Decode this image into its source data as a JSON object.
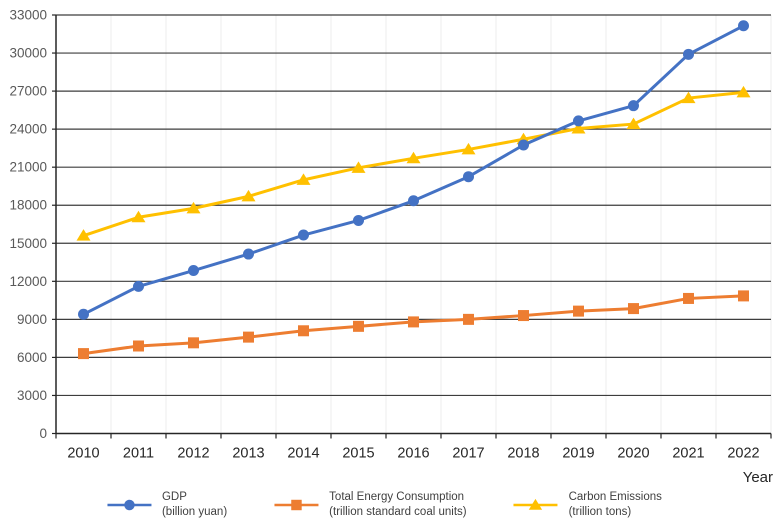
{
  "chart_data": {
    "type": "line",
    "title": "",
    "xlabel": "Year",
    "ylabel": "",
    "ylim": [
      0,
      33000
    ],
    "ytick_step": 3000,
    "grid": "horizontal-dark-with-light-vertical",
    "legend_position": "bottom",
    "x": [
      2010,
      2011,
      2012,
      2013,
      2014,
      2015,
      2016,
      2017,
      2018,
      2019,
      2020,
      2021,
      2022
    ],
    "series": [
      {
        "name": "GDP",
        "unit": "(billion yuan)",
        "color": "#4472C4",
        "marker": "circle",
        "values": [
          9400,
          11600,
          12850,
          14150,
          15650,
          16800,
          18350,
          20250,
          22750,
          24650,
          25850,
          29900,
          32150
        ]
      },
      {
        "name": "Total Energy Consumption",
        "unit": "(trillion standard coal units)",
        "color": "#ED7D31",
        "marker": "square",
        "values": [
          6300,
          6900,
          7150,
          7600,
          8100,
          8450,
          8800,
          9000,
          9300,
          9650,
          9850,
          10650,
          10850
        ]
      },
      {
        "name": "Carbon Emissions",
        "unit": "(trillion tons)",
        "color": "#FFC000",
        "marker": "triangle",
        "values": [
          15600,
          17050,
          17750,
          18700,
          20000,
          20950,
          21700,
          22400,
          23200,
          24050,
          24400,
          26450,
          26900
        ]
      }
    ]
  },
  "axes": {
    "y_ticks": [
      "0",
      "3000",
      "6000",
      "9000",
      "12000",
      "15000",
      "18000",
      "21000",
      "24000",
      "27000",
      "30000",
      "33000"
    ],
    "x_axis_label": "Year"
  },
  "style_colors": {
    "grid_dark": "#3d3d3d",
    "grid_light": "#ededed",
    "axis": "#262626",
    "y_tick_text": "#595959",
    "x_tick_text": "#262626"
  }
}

--

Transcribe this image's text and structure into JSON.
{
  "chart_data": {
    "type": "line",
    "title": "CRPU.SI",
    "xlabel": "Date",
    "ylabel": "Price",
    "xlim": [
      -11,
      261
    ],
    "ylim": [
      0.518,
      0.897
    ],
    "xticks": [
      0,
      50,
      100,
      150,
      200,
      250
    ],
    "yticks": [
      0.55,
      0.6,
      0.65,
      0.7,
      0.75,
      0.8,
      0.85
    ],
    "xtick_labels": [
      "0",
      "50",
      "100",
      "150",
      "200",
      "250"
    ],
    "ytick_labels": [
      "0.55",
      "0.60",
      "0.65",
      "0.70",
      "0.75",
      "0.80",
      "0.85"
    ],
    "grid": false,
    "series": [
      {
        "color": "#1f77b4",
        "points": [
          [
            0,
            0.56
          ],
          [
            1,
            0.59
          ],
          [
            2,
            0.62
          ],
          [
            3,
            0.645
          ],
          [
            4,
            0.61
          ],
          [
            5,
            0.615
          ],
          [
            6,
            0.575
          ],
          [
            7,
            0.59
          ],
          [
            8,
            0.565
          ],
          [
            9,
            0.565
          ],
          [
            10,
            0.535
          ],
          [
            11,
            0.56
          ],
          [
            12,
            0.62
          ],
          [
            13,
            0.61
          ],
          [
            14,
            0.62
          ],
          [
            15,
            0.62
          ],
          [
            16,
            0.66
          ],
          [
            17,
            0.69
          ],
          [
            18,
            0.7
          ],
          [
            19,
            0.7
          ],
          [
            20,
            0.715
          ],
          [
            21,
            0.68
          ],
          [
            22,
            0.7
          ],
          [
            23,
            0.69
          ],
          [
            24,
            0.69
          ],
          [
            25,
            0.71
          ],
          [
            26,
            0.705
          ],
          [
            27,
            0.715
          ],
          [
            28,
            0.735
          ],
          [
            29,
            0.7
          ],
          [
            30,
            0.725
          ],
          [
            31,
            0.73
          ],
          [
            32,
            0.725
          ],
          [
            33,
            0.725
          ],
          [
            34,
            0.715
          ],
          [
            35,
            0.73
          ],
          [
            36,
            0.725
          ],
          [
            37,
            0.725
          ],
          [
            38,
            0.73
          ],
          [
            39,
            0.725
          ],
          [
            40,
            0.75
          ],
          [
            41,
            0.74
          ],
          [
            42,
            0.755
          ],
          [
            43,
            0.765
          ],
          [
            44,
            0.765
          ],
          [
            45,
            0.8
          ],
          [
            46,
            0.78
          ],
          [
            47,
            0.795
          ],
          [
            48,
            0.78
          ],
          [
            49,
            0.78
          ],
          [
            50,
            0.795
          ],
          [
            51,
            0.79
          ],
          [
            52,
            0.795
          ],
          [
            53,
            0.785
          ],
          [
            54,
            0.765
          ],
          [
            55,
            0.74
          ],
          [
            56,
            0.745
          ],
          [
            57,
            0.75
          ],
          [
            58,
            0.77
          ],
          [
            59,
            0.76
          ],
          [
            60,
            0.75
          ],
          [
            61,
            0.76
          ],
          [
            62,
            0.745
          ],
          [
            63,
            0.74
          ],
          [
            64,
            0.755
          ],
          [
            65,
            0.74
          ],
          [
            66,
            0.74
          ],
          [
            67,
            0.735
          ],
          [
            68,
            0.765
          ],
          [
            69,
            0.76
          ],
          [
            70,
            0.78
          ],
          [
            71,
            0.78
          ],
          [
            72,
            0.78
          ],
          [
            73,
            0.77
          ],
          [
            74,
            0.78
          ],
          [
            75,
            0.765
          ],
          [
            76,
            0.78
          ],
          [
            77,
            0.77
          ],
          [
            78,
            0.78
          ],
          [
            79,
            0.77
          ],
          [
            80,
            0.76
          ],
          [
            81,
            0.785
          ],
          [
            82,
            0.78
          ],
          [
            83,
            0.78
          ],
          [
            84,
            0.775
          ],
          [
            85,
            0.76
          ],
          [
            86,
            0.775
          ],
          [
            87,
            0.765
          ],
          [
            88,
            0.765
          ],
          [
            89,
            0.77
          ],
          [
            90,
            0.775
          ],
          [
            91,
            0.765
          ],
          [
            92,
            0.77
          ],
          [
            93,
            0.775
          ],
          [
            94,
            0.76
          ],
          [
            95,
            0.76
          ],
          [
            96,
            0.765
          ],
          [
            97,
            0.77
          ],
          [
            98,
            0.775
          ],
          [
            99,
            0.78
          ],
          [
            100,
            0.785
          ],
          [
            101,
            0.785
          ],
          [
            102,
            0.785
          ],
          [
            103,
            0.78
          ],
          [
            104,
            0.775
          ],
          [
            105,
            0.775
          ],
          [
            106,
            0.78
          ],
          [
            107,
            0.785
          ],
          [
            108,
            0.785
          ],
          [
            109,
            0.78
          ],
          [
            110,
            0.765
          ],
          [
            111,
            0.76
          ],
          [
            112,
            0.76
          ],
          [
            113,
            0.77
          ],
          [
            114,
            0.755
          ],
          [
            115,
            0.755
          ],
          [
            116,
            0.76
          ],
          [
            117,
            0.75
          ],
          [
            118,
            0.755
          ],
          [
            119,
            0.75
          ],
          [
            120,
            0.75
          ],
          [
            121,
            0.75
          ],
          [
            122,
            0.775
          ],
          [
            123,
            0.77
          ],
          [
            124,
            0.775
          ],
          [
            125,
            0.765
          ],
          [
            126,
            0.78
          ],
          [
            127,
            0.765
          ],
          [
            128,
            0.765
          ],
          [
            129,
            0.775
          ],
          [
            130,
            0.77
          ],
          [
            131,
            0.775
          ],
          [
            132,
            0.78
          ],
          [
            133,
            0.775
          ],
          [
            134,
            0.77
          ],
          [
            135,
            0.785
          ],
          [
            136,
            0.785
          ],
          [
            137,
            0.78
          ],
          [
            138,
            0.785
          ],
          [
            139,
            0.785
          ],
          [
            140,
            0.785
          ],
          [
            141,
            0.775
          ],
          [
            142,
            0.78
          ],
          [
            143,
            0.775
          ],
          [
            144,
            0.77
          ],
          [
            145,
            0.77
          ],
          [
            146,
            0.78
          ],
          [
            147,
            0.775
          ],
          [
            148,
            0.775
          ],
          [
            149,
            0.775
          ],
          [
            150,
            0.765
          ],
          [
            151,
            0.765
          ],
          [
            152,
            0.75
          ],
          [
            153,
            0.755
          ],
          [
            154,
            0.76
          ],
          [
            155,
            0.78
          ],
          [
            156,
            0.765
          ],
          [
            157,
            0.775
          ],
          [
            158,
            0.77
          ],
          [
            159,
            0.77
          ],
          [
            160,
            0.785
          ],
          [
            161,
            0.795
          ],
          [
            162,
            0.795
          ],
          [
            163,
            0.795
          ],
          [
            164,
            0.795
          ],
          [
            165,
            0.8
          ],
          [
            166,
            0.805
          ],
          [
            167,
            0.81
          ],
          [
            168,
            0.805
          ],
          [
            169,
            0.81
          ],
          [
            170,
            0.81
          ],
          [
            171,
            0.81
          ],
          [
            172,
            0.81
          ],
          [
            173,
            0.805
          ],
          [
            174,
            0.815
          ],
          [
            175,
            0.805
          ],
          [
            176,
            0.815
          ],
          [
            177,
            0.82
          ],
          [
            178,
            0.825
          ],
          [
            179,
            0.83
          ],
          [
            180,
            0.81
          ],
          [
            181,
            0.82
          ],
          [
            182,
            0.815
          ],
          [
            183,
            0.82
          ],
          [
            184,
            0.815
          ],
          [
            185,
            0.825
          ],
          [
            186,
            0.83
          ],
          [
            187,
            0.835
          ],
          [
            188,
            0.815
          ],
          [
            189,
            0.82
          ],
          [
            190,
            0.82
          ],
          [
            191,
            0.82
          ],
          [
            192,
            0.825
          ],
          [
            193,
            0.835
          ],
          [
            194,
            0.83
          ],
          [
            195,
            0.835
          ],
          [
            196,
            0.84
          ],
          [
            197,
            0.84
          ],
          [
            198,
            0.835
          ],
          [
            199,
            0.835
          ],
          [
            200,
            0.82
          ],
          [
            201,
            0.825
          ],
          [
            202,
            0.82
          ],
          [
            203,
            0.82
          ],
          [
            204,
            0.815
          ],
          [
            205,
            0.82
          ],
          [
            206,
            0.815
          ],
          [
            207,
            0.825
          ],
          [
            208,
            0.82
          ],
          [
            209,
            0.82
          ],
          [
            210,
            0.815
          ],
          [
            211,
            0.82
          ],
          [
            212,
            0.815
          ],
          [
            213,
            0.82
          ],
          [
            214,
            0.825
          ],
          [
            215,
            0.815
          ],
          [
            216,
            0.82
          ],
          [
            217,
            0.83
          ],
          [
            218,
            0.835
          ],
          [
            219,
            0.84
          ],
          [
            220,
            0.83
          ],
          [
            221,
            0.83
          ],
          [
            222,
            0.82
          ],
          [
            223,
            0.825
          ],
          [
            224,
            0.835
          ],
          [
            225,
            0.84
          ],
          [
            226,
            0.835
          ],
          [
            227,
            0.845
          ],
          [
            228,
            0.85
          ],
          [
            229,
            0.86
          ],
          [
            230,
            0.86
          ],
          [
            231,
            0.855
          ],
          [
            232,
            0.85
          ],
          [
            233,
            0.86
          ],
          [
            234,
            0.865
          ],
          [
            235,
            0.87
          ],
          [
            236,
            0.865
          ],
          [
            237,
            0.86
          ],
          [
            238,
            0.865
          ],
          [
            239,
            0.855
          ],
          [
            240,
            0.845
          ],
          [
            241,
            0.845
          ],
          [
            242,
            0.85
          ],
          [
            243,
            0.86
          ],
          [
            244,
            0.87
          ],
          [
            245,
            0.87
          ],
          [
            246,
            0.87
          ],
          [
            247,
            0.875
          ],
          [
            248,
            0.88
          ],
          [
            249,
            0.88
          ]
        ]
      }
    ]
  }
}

WRITTEN REQUEST
Of the lines in the records, how many contain the word "marker"? Answer with the number and nothing else.

RESULT
3